(THE PROBLEM) From the entries below, list each line with "name".

(RECORDS SHOWN)
· · · · · · ·

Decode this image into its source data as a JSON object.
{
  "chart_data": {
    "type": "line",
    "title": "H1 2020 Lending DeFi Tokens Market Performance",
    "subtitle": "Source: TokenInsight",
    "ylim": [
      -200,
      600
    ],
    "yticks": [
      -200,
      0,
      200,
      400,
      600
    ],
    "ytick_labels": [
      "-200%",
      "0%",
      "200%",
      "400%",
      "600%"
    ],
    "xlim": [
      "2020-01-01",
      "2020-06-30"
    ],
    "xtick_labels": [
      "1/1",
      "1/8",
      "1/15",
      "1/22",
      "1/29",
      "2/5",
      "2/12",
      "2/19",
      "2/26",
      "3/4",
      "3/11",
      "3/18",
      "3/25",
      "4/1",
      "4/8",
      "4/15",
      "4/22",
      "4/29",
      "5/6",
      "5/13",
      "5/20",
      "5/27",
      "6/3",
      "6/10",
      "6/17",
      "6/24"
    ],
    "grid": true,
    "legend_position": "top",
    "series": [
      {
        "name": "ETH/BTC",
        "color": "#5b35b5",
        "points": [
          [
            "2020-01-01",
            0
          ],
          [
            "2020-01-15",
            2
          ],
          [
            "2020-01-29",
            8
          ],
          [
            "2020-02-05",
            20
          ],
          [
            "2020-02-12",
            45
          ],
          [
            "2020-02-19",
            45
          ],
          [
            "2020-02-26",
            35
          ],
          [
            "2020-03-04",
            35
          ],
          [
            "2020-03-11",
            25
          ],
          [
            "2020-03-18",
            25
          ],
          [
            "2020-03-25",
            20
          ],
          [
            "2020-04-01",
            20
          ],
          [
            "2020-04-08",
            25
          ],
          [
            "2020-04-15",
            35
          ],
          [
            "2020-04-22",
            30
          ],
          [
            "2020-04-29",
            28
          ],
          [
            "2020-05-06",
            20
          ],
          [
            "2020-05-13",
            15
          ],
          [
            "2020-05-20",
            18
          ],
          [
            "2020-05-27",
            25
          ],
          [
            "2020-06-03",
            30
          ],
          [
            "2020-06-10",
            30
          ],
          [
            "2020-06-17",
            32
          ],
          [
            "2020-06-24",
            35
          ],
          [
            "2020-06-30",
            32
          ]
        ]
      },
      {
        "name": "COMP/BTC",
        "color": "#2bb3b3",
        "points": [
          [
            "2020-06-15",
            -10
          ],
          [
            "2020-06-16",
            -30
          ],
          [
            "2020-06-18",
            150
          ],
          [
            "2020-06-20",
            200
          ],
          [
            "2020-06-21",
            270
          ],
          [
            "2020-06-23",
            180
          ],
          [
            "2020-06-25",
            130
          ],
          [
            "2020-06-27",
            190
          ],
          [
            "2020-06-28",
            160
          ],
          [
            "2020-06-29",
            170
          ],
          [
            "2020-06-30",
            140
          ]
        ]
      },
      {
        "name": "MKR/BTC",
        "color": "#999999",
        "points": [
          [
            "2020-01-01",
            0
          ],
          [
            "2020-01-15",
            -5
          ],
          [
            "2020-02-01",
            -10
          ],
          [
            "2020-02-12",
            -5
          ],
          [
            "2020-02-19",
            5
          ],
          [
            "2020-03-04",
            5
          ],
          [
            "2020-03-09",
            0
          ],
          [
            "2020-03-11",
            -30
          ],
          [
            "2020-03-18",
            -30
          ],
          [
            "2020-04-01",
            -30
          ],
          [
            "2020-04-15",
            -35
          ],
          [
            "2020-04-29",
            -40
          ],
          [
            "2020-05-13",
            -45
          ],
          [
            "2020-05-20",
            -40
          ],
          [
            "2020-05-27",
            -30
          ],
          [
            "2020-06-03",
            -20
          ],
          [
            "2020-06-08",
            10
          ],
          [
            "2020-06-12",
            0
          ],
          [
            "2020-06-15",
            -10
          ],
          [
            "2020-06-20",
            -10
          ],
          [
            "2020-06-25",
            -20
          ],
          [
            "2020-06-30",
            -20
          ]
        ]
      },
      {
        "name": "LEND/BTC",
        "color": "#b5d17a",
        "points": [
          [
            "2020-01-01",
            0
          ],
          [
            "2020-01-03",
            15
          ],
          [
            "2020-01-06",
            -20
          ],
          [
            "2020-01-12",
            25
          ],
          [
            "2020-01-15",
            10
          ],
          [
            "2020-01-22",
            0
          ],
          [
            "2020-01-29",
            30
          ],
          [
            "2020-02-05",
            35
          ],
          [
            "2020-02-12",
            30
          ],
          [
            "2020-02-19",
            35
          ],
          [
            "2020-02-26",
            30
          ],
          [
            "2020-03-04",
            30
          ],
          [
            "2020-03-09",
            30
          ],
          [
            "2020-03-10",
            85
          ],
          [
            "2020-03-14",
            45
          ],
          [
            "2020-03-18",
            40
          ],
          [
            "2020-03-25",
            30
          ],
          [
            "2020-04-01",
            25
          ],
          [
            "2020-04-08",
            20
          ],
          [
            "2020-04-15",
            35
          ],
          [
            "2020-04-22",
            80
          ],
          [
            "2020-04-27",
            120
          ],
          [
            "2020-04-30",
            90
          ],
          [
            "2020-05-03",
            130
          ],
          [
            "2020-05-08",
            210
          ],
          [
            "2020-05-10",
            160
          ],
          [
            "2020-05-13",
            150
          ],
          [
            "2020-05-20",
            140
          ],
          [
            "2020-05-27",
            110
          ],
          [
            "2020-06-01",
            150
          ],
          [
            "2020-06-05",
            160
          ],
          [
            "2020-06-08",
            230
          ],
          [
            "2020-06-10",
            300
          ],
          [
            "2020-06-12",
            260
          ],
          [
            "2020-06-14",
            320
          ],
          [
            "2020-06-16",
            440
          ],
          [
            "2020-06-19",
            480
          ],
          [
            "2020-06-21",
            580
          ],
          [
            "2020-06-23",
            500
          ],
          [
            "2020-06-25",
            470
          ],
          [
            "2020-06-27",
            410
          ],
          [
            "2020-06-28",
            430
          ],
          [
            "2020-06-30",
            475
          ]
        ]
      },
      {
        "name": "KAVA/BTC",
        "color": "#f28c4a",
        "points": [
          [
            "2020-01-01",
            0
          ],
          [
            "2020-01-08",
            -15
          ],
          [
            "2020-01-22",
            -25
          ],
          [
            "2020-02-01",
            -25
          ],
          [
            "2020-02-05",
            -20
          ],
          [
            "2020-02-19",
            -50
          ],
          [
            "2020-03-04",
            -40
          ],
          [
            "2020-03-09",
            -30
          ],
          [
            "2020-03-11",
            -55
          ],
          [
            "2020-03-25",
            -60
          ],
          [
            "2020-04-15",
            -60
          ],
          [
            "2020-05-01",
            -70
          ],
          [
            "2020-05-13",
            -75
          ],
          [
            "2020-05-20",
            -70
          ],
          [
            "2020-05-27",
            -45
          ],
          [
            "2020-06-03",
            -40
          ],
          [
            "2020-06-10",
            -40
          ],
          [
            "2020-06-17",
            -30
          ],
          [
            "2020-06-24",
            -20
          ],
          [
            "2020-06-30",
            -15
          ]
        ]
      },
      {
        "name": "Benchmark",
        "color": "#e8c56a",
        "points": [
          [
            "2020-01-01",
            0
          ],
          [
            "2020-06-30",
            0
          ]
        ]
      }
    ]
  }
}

· · · · · · ·

(THE RESULT)
        "name": "ETH/BTC",
        "name": "COMP/BTC",
        "name": "MKR/BTC",
        "name": "LEND/BTC",
        "name": "KAVA/BTC",
        "name": "Benchmark",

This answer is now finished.